+++ Record set +++

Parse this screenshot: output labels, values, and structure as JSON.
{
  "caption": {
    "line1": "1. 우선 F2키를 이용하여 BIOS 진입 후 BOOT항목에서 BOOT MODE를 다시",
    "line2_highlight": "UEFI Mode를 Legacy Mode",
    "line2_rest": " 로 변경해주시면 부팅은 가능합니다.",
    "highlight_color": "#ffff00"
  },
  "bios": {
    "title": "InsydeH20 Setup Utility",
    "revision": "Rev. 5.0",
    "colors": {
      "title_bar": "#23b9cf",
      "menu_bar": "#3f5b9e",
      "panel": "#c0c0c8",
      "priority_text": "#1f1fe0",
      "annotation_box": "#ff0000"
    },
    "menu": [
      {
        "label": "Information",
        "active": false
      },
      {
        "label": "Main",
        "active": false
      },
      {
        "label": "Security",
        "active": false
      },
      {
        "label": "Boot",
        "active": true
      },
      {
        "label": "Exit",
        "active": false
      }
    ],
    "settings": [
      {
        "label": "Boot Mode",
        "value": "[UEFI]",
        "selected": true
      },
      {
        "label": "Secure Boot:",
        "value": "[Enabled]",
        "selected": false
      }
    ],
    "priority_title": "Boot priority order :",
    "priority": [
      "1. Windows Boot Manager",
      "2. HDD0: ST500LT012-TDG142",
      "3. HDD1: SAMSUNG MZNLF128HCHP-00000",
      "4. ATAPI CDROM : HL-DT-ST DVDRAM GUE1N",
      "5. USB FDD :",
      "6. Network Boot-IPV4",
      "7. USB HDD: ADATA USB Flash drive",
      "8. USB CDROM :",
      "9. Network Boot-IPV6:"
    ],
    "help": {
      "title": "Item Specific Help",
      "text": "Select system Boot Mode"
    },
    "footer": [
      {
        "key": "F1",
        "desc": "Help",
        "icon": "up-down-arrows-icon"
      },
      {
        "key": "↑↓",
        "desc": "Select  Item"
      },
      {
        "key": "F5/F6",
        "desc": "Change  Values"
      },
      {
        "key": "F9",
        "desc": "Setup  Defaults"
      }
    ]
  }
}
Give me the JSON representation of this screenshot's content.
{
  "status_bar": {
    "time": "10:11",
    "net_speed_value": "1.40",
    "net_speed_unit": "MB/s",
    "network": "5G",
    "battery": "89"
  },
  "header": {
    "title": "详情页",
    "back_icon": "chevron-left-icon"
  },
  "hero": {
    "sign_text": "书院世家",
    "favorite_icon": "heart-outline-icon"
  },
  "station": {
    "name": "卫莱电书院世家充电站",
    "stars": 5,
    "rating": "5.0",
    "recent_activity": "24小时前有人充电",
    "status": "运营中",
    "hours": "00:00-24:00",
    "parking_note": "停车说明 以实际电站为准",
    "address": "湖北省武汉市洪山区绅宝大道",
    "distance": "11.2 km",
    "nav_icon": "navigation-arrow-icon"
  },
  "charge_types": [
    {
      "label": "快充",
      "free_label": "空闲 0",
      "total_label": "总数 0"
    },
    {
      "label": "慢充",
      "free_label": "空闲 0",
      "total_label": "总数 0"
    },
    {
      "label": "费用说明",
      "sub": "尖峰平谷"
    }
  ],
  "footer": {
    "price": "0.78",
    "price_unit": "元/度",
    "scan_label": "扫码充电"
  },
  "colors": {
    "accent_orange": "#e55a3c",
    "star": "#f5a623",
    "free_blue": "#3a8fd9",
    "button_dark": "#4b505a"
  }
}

+++

Go back to the listing above and please repeat it exactly.

Parse this screenshot: output labels, values, and structure as JSON.
{
  "caption": {
    "line1": "1. 우선 F2키를 이용하여 BIOS 진입 후 BOOT항목에서 BOOT MODE를 다시",
    "line2_highlight": "UEFI Mode를 Legacy Mode",
    "line2_rest": " 로 변경해주시면 부팅은 가능합니다.",
    "highlight_color": "#ffff00"
  },
  "bios": {
    "title": "InsydeH20 Setup Utility",
    "revision": "Rev. 5.0",
    "colors": {
      "title_bar": "#23b9cf",
      "menu_bar": "#3f5b9e",
      "panel": "#c0c0c8",
      "priority_text": "#1f1fe0",
      "annotation_box": "#ff0000"
    },
    "menu": [
      {
        "label": "Information",
        "active": false
      },
      {
        "label": "Main",
        "active": false
      },
      {
        "label": "Security",
        "active": false
      },
      {
        "label": "Boot",
        "active": true
      },
      {
        "label": "Exit",
        "active": false
      }
    ],
    "settings": [
      {
        "label": "Boot Mode",
        "value": "[UEFI]",
        "selected": true
      },
      {
        "label": "Secure Boot:",
        "value": "[Enabled]",
        "selected": false
      }
    ],
    "priority_title": "Boot priority order :",
    "priority": [
      "1. Windows Boot Manager",
      "2. HDD0: ST500LT012-TDG142",
      "3. HDD1: SAMSUNG MZNLF128HCHP-00000",
      "4. ATAPI CDROM : HL-DT-ST DVDRAM GUE1N",
      "5. USB FDD :",
      "6. Network Boot-IPV4",
      "7. USB HDD: ADATA USB Flash drive",
      "8. USB CDROM :",
      "9. Network Boot-IPV6:"
    ],
    "help": {
      "title": "Item Specific Help",
      "text": "Select system Boot Mode"
    },
    "footer": [
      {
        "key": "F1",
        "desc": "Help",
        "icon": "up-down-arrows-icon"
      },
      {
        "key": "↑↓",
        "desc": "Select  Item"
      },
      {
        "key": "F5/F6",
        "desc": "Change  Values"
      },
      {
        "key": "F9",
        "desc": "Setup  Defaults"
      }
    ]
  }
}
Give me the JSON representation of this screenshot's content.
{
  "status_bar": {
    "time": "10:11",
    "net_speed_value": "1.40",
    "net_speed_unit": "MB/s",
    "network": "5G",
    "battery": "89"
  },
  "header": {
    "title": "详情页",
    "back_icon": "chevron-left-icon"
  },
  "hero": {
    "sign_text": "书院世家",
    "favorite_icon": "heart-outline-icon"
  },
  "station": {
    "name": "卫莱电书院世家充电站",
    "stars": 5,
    "rating": "5.0",
    "recent_activity": "24小时前有人充电",
    "status": "运营中",
    "hours": "00:00-24:00",
    "parking_note": "停车说明 以实际电站为准",
    "address": "湖北省武汉市洪山区绅宝大道",
    "distance": "11.2 km",
    "nav_icon": "navigation-arrow-icon"
  },
  "charge_types": [
    {
      "label": "快充",
      "free_label": "空闲 0",
      "total_label": "总数 0"
    },
    {
      "label": "慢充",
      "free_label": "空闲 0",
      "total_label": "总数 0"
    },
    {
      "label": "费用说明",
      "sub": "尖峰平谷"
    }
  ],
  "footer": {
    "price": "0.78",
    "price_unit": "元/度",
    "scan_label": "扫码充电"
  },
  "colors": {
    "accent_orange": "#e55a3c",
    "star": "#f5a623",
    "free_blue": "#3a8fd9",
    "button_dark": "#4b505a"
  }
}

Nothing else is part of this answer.